## Your task
Which lines hold the word "surrender"? Copy each of them.

## Provided data
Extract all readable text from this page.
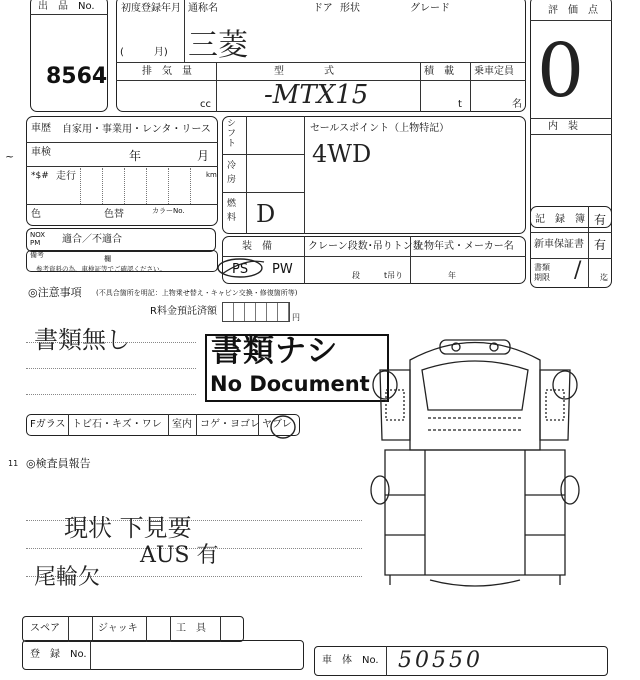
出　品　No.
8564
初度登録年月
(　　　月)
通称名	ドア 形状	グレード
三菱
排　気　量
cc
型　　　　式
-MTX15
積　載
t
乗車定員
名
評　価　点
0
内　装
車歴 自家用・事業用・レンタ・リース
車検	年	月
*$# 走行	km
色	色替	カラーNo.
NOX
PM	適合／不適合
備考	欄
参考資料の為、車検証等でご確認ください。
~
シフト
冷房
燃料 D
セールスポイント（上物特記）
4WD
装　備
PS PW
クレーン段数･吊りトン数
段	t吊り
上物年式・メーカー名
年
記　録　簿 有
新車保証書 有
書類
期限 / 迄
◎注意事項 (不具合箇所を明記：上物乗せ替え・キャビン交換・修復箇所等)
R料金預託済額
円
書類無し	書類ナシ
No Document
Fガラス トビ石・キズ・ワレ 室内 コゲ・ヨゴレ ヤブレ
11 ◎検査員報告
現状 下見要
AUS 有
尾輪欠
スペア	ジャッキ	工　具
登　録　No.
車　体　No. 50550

...

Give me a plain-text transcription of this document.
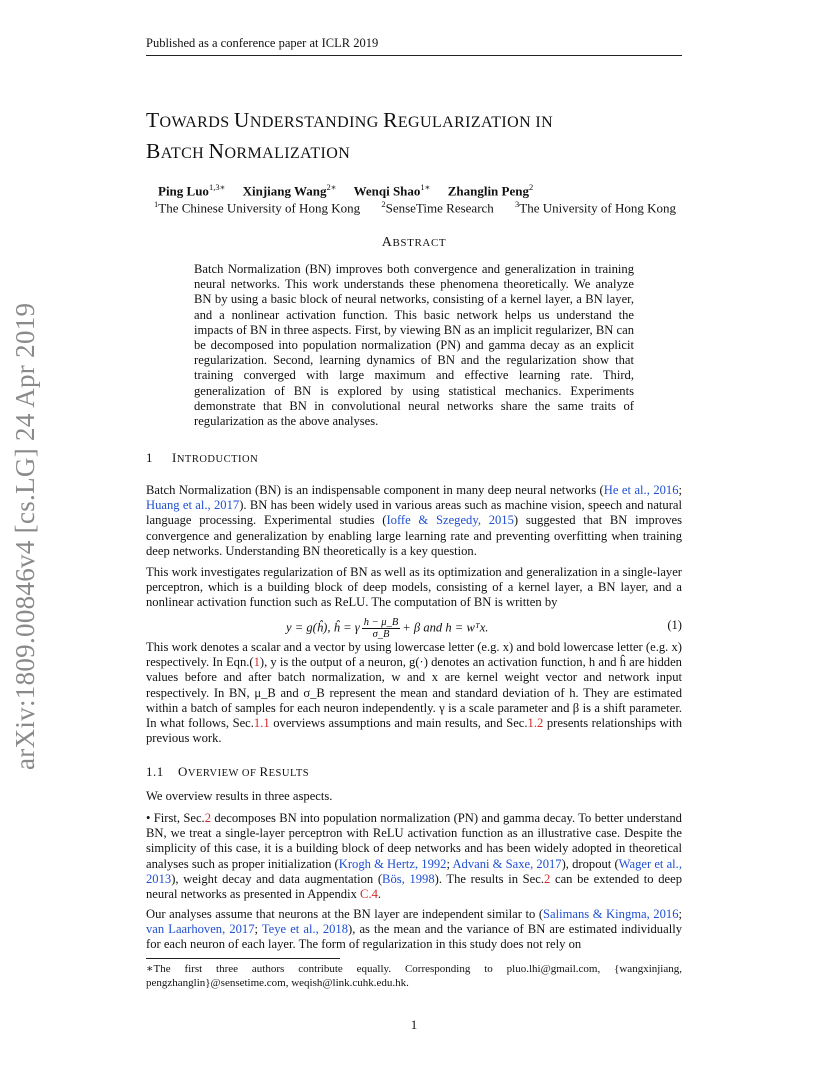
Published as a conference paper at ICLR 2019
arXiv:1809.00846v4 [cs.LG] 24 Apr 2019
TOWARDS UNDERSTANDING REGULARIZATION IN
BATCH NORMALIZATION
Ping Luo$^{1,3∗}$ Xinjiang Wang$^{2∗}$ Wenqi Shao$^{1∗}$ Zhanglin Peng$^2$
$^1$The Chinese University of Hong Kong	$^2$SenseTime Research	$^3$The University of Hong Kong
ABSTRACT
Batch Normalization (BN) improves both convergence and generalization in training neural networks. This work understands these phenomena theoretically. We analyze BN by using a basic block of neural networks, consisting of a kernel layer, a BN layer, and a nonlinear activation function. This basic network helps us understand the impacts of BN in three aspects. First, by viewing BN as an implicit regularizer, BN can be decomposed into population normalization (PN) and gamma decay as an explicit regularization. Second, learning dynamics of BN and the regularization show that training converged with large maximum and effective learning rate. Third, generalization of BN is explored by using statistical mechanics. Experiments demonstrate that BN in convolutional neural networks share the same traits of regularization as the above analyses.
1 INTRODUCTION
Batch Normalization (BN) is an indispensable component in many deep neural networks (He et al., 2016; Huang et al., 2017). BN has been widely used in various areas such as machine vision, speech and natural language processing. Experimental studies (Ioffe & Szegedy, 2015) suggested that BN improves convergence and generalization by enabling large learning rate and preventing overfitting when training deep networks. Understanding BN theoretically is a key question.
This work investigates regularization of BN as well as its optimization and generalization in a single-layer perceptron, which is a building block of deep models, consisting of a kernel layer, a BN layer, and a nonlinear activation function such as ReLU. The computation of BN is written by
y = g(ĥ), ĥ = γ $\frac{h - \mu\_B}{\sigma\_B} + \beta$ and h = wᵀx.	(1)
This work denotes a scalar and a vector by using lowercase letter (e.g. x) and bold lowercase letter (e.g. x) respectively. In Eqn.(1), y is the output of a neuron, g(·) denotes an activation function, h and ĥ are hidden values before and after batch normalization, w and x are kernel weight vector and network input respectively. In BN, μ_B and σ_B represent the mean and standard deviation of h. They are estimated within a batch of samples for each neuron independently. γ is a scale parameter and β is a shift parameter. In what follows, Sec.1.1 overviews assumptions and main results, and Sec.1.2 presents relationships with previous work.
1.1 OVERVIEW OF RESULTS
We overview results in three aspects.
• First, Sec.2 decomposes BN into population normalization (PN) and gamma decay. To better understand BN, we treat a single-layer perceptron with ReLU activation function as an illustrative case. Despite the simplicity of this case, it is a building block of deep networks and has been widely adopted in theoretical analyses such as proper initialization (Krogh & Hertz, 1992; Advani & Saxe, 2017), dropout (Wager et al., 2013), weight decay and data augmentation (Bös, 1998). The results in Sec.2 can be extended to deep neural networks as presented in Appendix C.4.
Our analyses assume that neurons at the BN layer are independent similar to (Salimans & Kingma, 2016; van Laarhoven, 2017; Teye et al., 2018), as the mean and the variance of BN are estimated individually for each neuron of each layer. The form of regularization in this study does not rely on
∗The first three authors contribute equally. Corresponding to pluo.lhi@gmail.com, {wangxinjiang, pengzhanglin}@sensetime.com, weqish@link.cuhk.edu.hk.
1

---

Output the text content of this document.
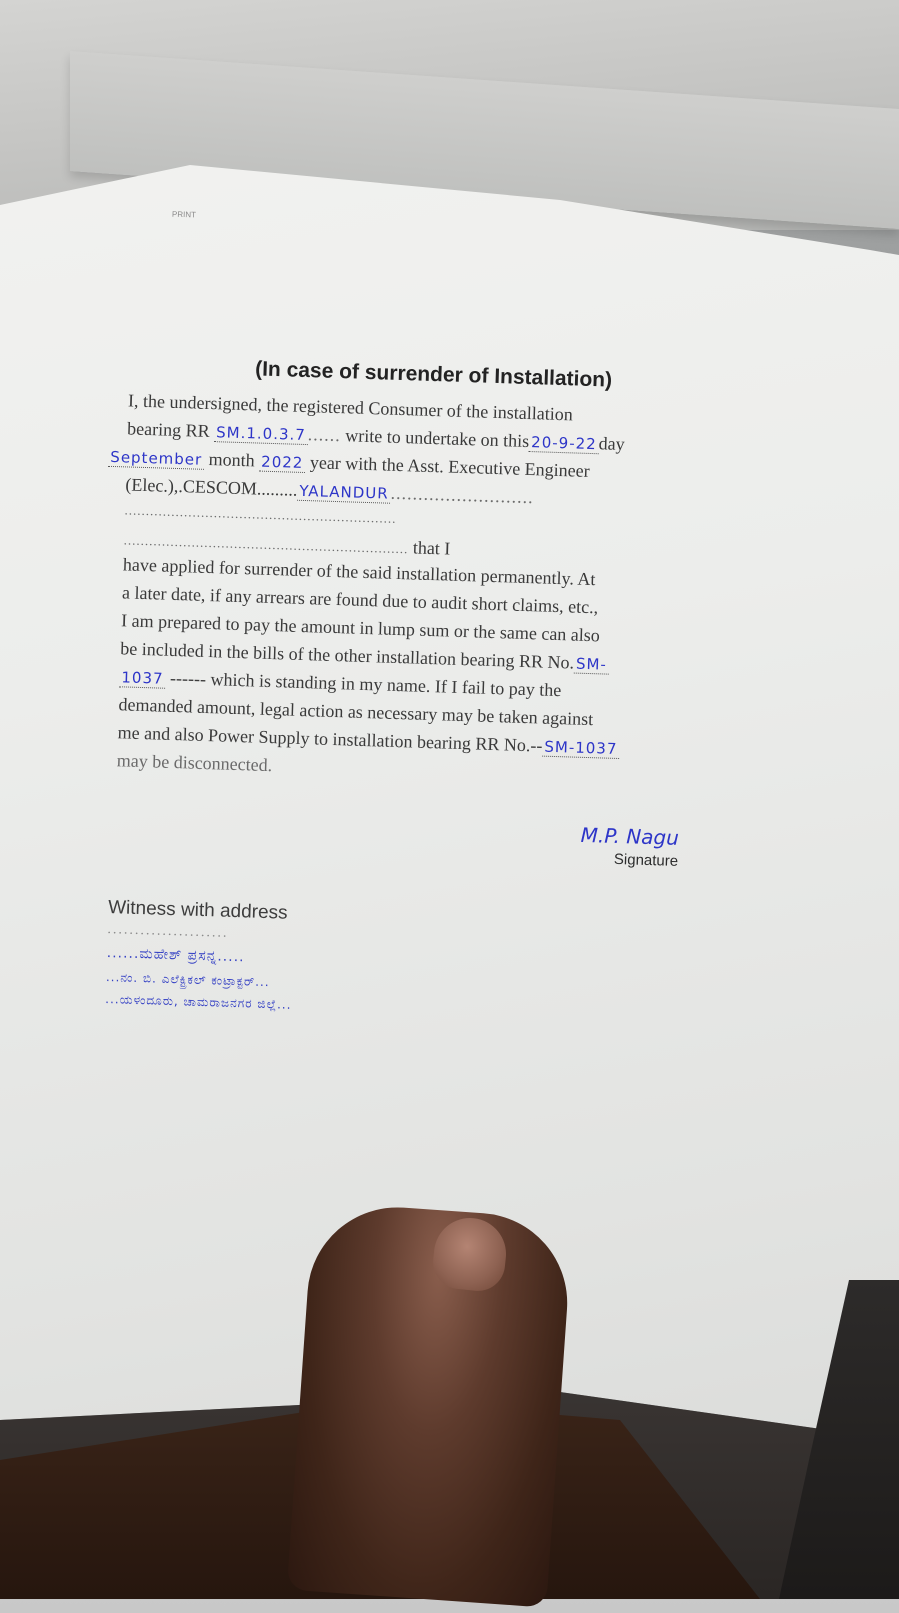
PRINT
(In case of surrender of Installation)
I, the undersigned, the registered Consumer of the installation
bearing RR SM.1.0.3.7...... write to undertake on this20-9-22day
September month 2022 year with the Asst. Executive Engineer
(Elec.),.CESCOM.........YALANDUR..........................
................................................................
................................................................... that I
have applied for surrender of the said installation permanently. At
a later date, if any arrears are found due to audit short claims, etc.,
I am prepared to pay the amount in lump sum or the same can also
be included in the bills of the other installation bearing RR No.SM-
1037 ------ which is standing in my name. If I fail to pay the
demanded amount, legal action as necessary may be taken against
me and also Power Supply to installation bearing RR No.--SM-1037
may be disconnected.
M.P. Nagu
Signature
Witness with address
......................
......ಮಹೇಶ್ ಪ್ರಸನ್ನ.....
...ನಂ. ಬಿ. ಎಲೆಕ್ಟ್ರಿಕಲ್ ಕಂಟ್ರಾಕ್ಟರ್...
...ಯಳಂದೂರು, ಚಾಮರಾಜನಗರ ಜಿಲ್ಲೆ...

## Problem solution
(In case of surrender of Installation)
have applied for surrender of the said installation permanently. At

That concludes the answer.